- **Short problem**: Without including any images, repeat the data exactly.

(Records excerpted from a collection)
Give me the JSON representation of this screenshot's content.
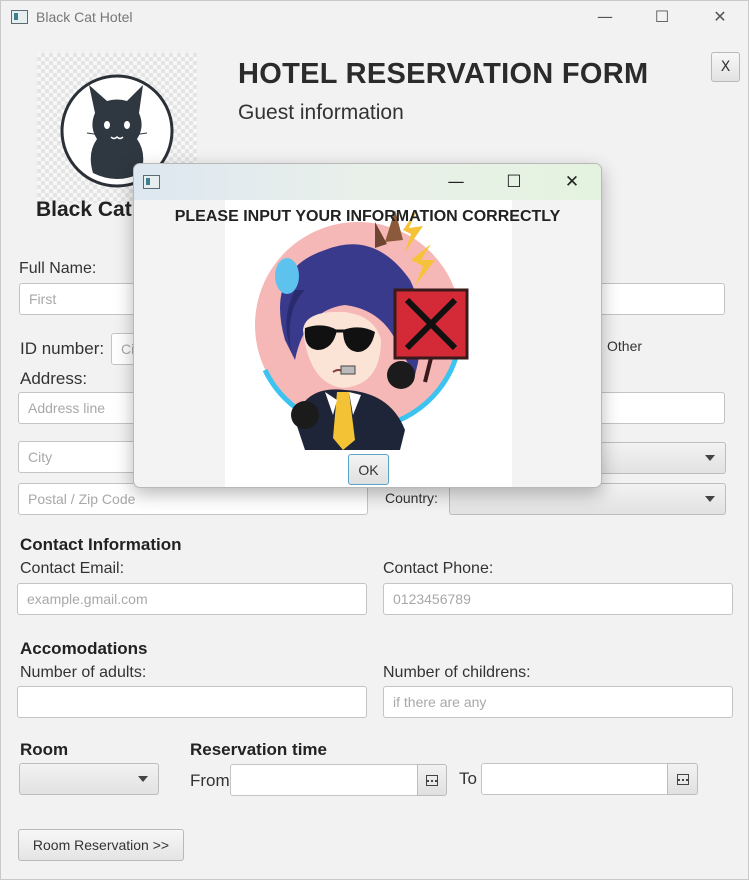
{
  "window": {
    "title": "Black Cat Hotel",
    "minimize_glyph": "—",
    "maximize_glyph": "☐",
    "close_glyph": "✕"
  },
  "header": {
    "close_button_label": "X",
    "hotel_name": "Black Cat Hotel",
    "form_title": "HOTEL RESERVATION FORM",
    "form_subtitle": "Guest information"
  },
  "guest": {
    "full_name_label": "Full Name:",
    "first_placeholder": "First",
    "id_label": "ID number:",
    "id_placeholder": "Ci",
    "gender_other_label": "Other",
    "address_label": "Address:",
    "address_placeholder": "Address line",
    "city_placeholder": "City",
    "postal_placeholder": "Postal / Zip Code",
    "country_label": "Country:"
  },
  "contact": {
    "section_title": "Contact Information",
    "email_label": "Contact Email:",
    "email_placeholder": "example.gmail.com",
    "phone_label": "Contact Phone:",
    "phone_placeholder": "0123456789"
  },
  "accommodations": {
    "section_title": "Accomodations",
    "adults_label": "Number of adults:",
    "children_label": "Number of childrens:",
    "children_placeholder": "if there are any"
  },
  "room": {
    "section_title": "Room",
    "reservation_title": "Reservation time",
    "from_label": "From",
    "to_label": "To",
    "submit_label": "Room Reservation >>"
  },
  "dialog": {
    "message": "PLEASE INPUT YOUR INFORMATION CORRECTLY",
    "ok_label": "OK",
    "minimize_glyph": "—",
    "maximize_glyph": "☐",
    "close_glyph": "✕"
  },
  "icons": {
    "cat_logo": "black-cat-logo",
    "dialog_image": "anime-girl-with-x-sign",
    "calendar": "calendar-icon"
  },
  "colors": {
    "accent_focus": "#5aa4c8",
    "window_bg": "#f2f2f2",
    "dialog_title_gradient": "#e4f3df"
  }
}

- **Written reply**:
Give me the JSON representation of this screenshot's content.
{
  "window": {
    "title": "Black Cat Hotel",
    "minimize_glyph": "—",
    "maximize_glyph": "☐",
    "close_glyph": "✕"
  },
  "header": {
    "close_button_label": "X",
    "hotel_name": "Black Cat Hotel",
    "form_title": "HOTEL RESERVATION FORM",
    "form_subtitle": "Guest information"
  },
  "guest": {
    "full_name_label": "Full Name:",
    "first_placeholder": "First",
    "id_label": "ID number:",
    "id_placeholder": "Ci",
    "gender_other_label": "Other",
    "address_label": "Address:",
    "address_placeholder": "Address line",
    "city_placeholder": "City",
    "postal_placeholder": "Postal / Zip Code",
    "country_label": "Country:"
  },
  "contact": {
    "section_title": "Contact Information",
    "email_label": "Contact Email:",
    "email_placeholder": "example.gmail.com",
    "phone_label": "Contact Phone:",
    "phone_placeholder": "0123456789"
  },
  "accommodations": {
    "section_title": "Accomodations",
    "adults_label": "Number of adults:",
    "children_label": "Number of childrens:",
    "children_placeholder": "if there are any"
  },
  "room": {
    "section_title": "Room",
    "reservation_title": "Reservation time",
    "from_label": "From",
    "to_label": "To",
    "submit_label": "Room Reservation >>"
  },
  "dialog": {
    "message": "PLEASE INPUT YOUR INFORMATION CORRECTLY",
    "ok_label": "OK",
    "minimize_glyph": "—",
    "maximize_glyph": "☐",
    "close_glyph": "✕"
  },
  "icons": {
    "cat_logo": "black-cat-logo",
    "dialog_image": "anime-girl-with-x-sign",
    "calendar": "calendar-icon"
  },
  "colors": {
    "accent_focus": "#5aa4c8",
    "window_bg": "#f2f2f2",
    "dialog_title_gradient": "#e4f3df"
  }
}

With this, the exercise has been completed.